## Provided data:
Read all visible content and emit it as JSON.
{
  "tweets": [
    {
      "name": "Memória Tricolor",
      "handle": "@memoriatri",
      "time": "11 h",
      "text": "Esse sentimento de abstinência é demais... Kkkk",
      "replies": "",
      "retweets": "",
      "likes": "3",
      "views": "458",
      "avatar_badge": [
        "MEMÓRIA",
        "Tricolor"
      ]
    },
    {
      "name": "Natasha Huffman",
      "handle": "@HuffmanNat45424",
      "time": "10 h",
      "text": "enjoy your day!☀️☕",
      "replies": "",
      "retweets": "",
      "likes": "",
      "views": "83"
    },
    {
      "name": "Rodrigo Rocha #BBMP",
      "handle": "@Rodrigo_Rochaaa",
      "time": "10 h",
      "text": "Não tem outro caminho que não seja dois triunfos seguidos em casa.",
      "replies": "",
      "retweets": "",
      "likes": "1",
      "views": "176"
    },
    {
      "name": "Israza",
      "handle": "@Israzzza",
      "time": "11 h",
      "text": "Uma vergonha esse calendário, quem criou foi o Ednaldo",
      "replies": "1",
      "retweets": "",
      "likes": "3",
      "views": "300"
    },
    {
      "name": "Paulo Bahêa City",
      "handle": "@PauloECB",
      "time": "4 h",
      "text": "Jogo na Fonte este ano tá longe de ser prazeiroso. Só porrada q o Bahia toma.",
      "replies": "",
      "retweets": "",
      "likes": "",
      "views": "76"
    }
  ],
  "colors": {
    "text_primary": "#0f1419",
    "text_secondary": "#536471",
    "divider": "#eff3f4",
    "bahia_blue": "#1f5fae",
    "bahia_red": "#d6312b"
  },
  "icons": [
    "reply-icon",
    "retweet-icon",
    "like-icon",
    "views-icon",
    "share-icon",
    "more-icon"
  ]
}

## Goal:
Copy out every line with the word "name".

## Solution to this problem:
      "name": "Memória Tricolor",
      "name": "Natasha Huffman",
      "name": "Rodrigo Rocha #BBMP",
      "name": "Israza",
      "name": "Paulo Bahêa City",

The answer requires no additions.